So what should you do to make the most of meeting with your peers on the leadership team?

Communicate the Needs of Product and Engineering

The engineering and technical organization can start to seem like a black box to other parts of the organization like sales and marketing as a company grows. What used to be common knowledge and shared between functions of a company is often lost without an explicit effort to support those communications.

As a technical leader, you have a unique opportunity to be an advocate for the product and engineering team within your company. Something as simple as communicating how the product and engineer teams set goals, prioritize work, and manage risk to other leaders can have an immense payoff — sales can better inform customers, marketing can better manage timelines and product and feature slips, the finance team can better understand budget requests, and the HR organization can design better ways to build a recruiting machine for and empower product and engineering employees.

Understand what they need from you.

## Problems to solve
[a] From the passage on technical leadership, reproduce word for word the part starting with "So what should" and going on through "support those communications.".
[b] Decide whether each statement agrees with the passage on technical leadership, answering yes or no and quoting the words of the passage that settle it. (i) As a company grows, the engineering organization can come to seem like a black box to areas such as sales and marketing. (ii) The finance team is named as the group that can design better ways to recruit product and engineering employees. (iii) Knowledge once shared between functions tends to stay shared on its own as a company grows.
[c] Recast the paragraph of the passage on technical leadership that opens with "As a technical leader" as a short list, keeping its main facts.

## Listing
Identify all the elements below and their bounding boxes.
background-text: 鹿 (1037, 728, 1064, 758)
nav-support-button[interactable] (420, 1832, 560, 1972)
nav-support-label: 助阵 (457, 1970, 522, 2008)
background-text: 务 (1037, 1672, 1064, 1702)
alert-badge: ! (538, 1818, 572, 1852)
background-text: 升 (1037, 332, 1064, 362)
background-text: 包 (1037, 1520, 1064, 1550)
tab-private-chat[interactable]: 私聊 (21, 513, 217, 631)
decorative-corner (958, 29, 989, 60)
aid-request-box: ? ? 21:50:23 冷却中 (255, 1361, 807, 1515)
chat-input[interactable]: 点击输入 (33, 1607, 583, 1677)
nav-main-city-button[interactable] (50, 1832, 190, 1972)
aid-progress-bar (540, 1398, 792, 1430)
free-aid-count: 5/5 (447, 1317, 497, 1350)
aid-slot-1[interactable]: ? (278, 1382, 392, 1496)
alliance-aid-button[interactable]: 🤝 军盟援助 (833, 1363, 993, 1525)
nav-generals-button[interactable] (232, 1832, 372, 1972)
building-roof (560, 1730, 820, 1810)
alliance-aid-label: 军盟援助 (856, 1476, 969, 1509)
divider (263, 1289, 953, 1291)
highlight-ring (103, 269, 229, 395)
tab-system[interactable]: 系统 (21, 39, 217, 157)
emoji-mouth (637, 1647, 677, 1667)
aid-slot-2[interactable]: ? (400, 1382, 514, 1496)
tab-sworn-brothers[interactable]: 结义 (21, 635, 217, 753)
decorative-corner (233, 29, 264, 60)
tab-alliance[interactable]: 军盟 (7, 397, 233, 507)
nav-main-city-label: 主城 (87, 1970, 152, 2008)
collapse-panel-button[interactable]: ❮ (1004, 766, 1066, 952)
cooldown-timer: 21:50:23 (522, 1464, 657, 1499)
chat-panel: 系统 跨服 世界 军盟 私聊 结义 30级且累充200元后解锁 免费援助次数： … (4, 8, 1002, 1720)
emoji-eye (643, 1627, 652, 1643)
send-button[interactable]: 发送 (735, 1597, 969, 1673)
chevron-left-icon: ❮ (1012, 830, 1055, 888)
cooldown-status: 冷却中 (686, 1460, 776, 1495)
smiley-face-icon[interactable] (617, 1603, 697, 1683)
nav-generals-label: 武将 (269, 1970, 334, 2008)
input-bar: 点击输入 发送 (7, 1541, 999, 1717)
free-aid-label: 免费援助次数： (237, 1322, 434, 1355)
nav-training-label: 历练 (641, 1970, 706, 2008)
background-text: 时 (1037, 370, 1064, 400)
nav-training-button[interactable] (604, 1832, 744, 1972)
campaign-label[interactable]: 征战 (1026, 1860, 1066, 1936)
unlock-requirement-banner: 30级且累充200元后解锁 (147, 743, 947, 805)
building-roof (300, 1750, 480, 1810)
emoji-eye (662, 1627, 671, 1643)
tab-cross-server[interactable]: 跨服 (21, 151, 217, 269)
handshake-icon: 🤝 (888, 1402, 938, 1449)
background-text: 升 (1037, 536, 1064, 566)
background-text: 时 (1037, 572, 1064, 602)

## Expected answers
[a]
So what should you do to make the most of meeting with your peers on the leadership team?

Communicate the Needs of Product and Engineering

The engineering and technical organization can start to seem like a black box to other parts of the organization like sales and marketing as a company grows. What used to be common knowledge and shared between functions of a company is often lost without an explicit effort to support those communications.

[b]
(i) Yes: "The engineering and technical organization can start to seem like a black box to other parts of the organization like sales and marketing as a company grows."
(ii) No: "the finance team can better understand budget requests, and the HR organization can design better ways to build a recruiting machine"
(iii) No: "What used to be common knowledge and shared between functions of a company is often lost without an explicit effort to support those communications."

[c]
- A technical leader is uniquely placed to advocate for the product and engineering team within the company.
- Telling other leaders how these teams set goals, prioritize work, and manage risk can have an immense payoff:
  - Sales can better inform customers.
  - Marketing can better manage timelines and product and feature slips.
  - Finance can better understand budget requests.
  - HR can design better ways to build a recruiting machine for product and engineering employees and to empower them.